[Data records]

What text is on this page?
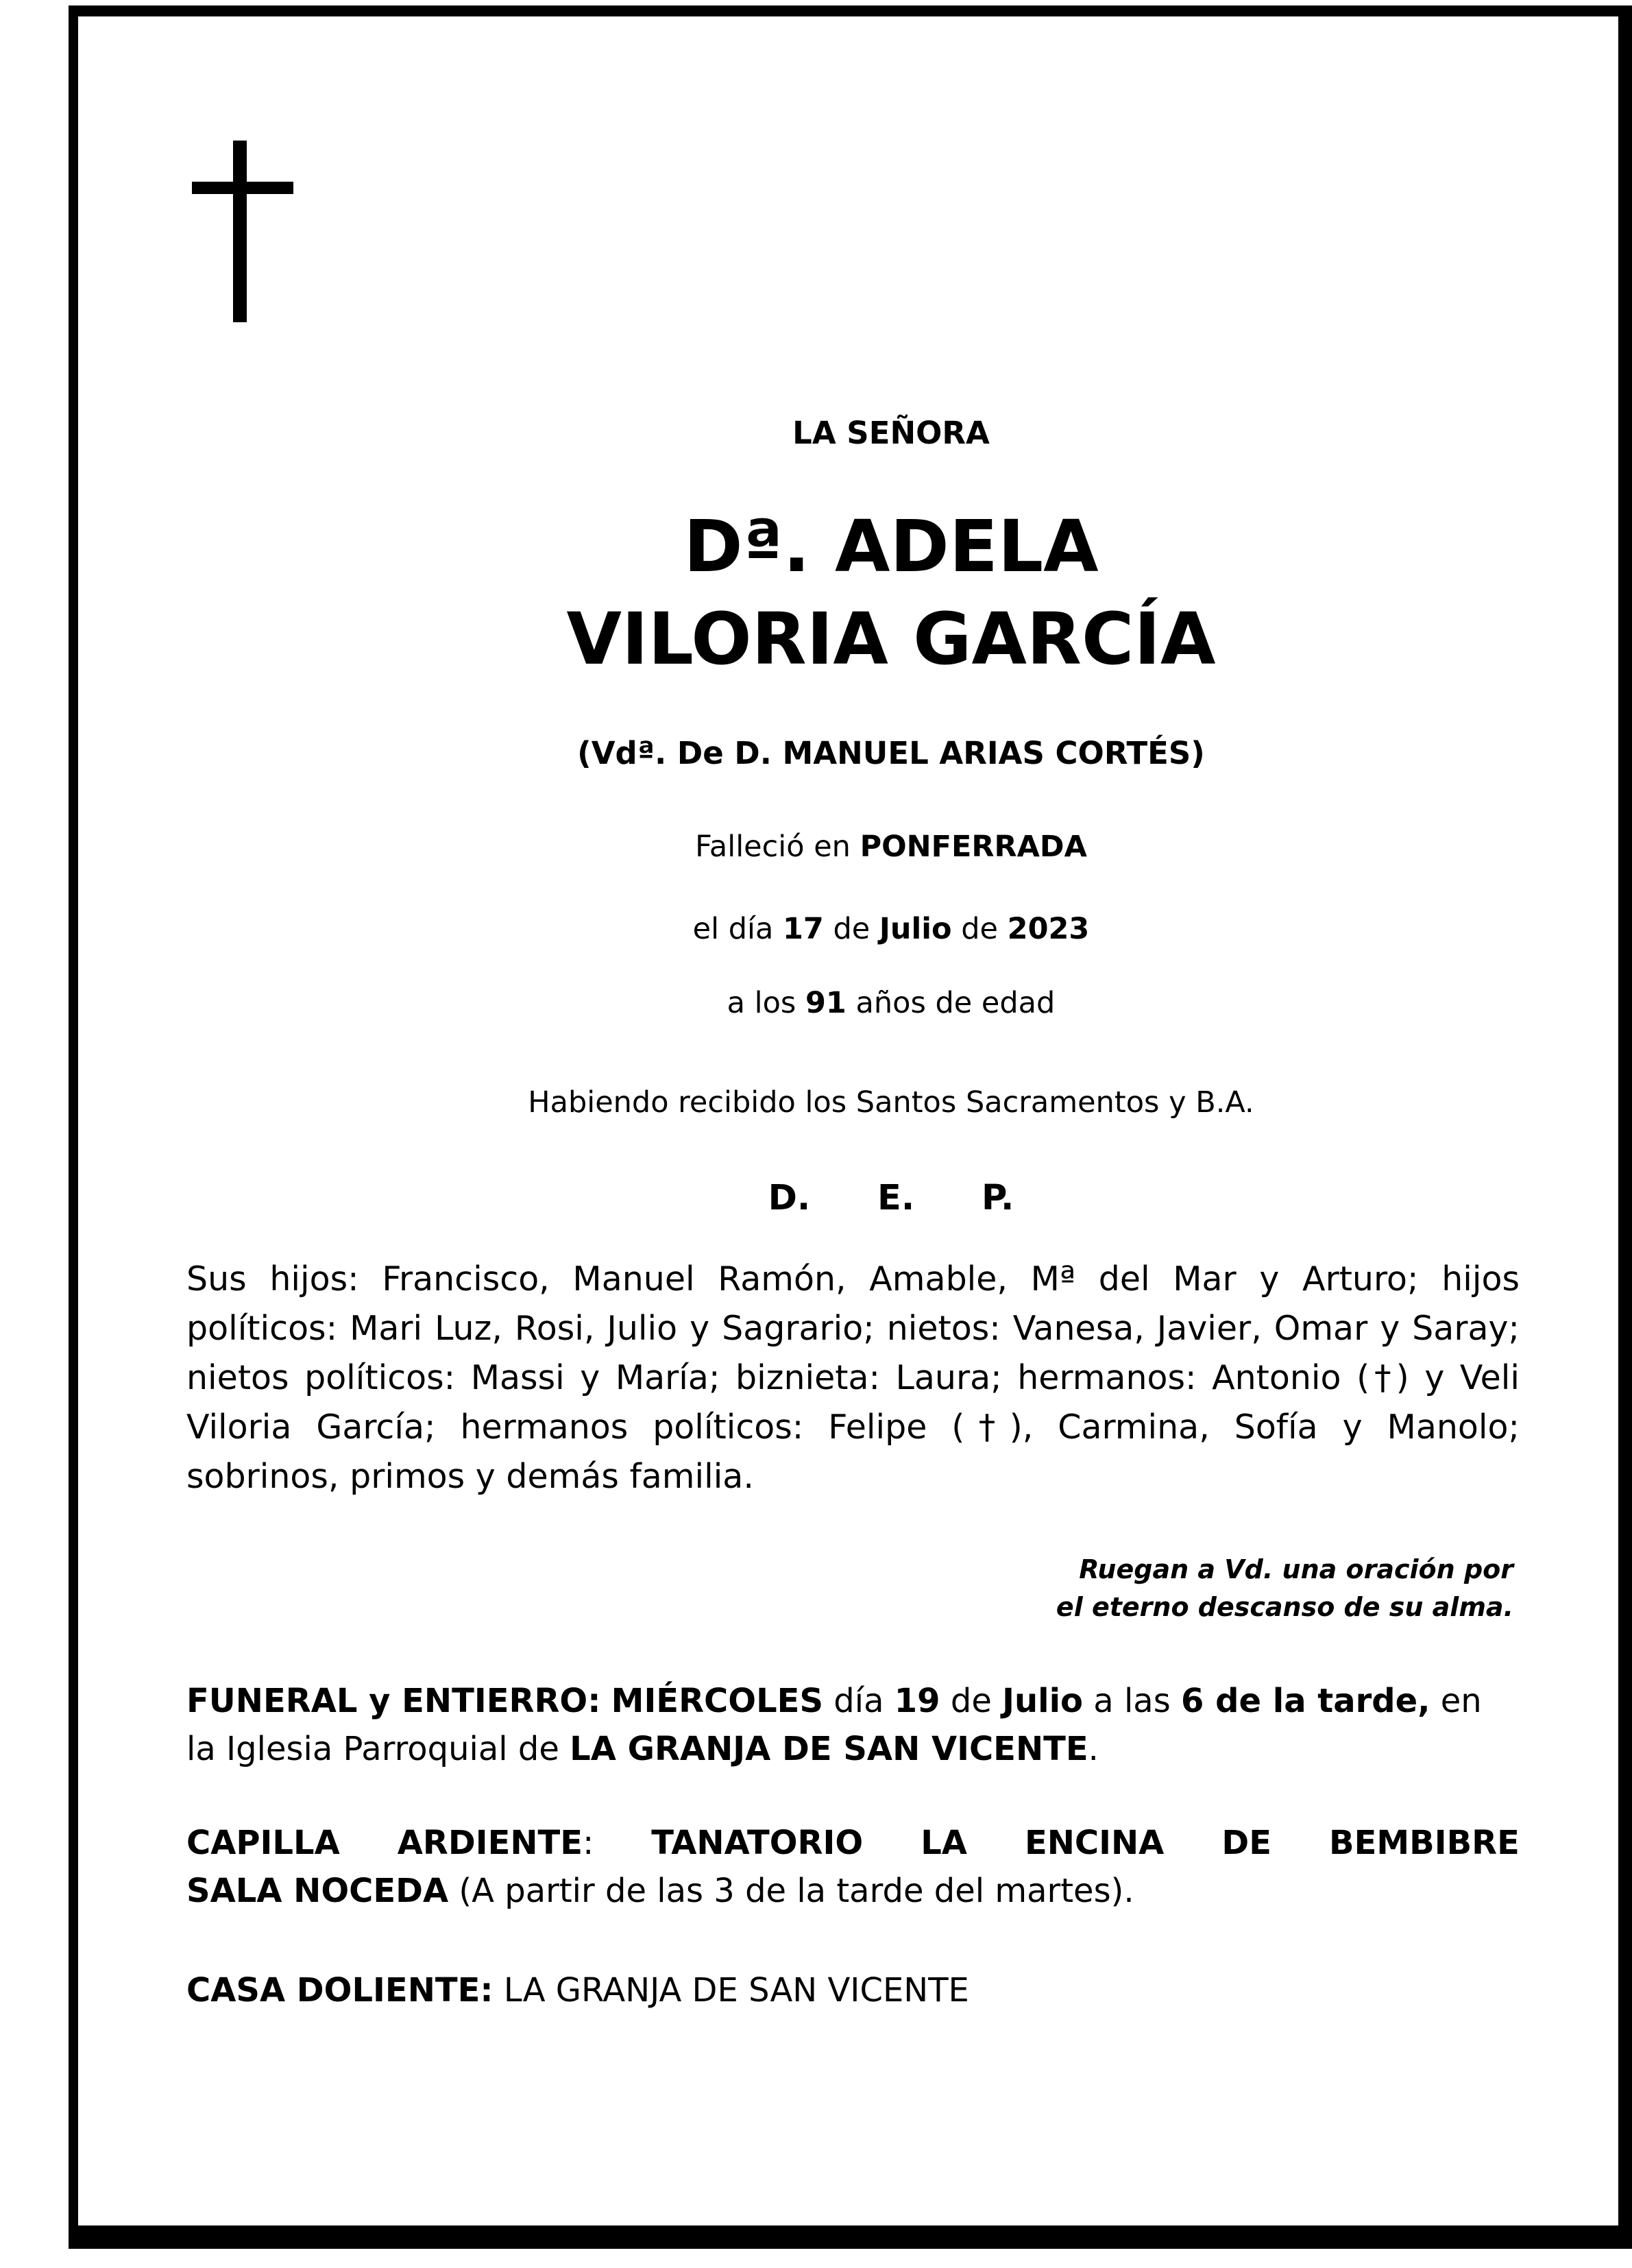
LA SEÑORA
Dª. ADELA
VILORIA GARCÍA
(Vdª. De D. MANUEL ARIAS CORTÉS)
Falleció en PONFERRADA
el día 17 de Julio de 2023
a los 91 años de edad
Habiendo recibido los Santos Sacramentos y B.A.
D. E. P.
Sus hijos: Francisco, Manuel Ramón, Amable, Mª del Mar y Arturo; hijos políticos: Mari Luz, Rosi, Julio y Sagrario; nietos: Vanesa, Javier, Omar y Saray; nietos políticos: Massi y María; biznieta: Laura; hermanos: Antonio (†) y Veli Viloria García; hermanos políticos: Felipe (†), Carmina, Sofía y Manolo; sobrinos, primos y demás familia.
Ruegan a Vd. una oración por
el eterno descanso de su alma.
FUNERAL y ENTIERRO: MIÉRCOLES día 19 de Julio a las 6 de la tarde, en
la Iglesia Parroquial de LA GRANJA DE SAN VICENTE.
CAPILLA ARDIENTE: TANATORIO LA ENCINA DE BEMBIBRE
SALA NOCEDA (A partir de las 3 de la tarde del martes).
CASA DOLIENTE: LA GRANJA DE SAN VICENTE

● **TASK OBJECTIVE**:
From the records given above, copy all lines containing "tarde".

● **FINAL RESULT**:
FUNERAL y ENTIERRO: MIÉRCOLES día 19 de Julio a las 6 de la tarde, en
SALA NOCEDA (A partir de las 3 de la tarde del martes).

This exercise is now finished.